**Source extract**
== Segment start ==
MILAN — Prada is taking action.
In the wake of the lockdown imposed by the coronavirus pandemic, the Italian luxury company for the first time is collaborating with Sotheby’s to auction the garments and props used to stage the fall men’s and women’s 2020 shows held in January and February, respectively.
“Fashion has a duty not only to reflect its times, but to help shape them,” the Prada company stated on Monday, questioning the role of fashion in a wider social context, which is seen as a “meaningful and useful tool, to affect change.”
For this reason, the brand’s fall campaign, dubbed “Tools of Memory,” is offered “not as inert imagery, but as an action.”
Proceeds generated by the Sotheby’s auction, to be staged in the fall, will be donated to UNESCO to expand educational projects to vulnerable populations around the world. Prada has been supporting UNESCO with several initiatives and in February revealed it was partnering with the organization on an education program for high school students worldwide to raise awareness of, and promote, more responsible behavior toward the oceans.
== Segment end ==
**Information supplied**
== Segment start ==
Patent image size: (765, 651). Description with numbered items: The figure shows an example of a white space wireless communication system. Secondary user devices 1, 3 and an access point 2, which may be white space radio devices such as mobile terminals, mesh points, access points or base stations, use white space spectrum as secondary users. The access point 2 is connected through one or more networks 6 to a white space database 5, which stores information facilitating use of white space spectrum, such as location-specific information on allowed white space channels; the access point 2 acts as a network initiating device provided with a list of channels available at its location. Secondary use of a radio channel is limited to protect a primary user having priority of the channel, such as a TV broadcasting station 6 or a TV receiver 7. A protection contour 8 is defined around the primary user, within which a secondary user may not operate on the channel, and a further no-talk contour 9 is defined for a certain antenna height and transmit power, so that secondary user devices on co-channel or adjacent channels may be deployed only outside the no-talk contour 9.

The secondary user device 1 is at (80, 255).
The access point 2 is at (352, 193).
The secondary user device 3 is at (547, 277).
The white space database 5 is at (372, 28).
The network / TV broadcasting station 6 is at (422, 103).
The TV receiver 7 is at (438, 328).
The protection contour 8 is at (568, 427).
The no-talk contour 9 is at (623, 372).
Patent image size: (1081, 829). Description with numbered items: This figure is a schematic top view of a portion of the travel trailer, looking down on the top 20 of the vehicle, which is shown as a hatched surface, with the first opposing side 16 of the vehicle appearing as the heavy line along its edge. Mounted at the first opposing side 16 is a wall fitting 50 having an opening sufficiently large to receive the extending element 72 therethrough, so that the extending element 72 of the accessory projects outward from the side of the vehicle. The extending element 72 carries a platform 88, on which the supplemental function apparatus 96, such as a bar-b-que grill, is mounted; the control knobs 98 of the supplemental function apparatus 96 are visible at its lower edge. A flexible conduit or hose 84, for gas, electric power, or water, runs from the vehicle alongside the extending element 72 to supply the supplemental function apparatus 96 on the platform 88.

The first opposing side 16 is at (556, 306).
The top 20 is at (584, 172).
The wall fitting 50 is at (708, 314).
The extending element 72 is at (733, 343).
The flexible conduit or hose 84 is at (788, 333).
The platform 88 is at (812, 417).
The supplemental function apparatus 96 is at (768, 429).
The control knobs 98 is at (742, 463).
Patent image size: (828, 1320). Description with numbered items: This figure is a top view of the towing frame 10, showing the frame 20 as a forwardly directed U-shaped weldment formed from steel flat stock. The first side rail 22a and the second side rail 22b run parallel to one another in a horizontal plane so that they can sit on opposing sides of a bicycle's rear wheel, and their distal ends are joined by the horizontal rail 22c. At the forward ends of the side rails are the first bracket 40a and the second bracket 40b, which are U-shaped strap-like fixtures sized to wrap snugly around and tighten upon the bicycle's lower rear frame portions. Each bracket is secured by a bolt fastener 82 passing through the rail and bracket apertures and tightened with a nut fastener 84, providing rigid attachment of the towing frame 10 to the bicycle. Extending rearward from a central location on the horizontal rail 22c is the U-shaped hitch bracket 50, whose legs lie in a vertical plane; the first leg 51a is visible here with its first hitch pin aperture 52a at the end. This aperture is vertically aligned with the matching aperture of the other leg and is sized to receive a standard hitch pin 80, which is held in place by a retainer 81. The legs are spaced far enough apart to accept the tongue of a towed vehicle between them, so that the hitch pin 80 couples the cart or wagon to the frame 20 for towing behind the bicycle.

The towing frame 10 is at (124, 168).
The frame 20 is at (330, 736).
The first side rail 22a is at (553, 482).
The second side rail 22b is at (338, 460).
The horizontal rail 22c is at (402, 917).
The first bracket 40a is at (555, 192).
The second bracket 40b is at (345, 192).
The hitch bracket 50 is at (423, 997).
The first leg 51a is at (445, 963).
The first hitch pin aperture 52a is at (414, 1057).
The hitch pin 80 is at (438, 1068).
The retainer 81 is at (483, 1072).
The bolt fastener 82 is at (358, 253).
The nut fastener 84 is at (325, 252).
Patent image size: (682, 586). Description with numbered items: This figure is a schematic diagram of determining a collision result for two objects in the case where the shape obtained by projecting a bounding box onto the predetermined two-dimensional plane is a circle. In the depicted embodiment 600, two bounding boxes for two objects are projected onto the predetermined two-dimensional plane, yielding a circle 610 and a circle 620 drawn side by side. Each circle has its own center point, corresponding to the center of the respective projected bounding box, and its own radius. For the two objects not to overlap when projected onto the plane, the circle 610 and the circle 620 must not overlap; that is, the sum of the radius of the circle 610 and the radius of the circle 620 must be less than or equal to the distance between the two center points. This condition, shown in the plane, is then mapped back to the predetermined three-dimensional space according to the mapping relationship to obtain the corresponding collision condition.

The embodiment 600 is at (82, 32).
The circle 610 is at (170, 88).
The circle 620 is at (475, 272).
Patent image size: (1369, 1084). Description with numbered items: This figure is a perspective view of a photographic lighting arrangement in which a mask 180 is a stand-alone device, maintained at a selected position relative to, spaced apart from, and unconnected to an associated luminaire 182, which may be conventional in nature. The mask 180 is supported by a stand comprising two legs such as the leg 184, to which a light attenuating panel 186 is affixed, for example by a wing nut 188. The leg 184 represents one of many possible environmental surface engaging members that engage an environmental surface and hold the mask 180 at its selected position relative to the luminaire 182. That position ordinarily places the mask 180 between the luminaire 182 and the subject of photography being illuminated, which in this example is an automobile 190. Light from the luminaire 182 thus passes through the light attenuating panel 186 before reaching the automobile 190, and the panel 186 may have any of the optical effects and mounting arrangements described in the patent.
== Segment end ==
**What you should do**
According to the Prada auction article, which organization will receive the proceeds of the Sotheby's auction? The records come from a source unrelated to the text.

**Output of the exercise**
UNESCO, which will use them to expand educational projects to vulnerable populations around the world.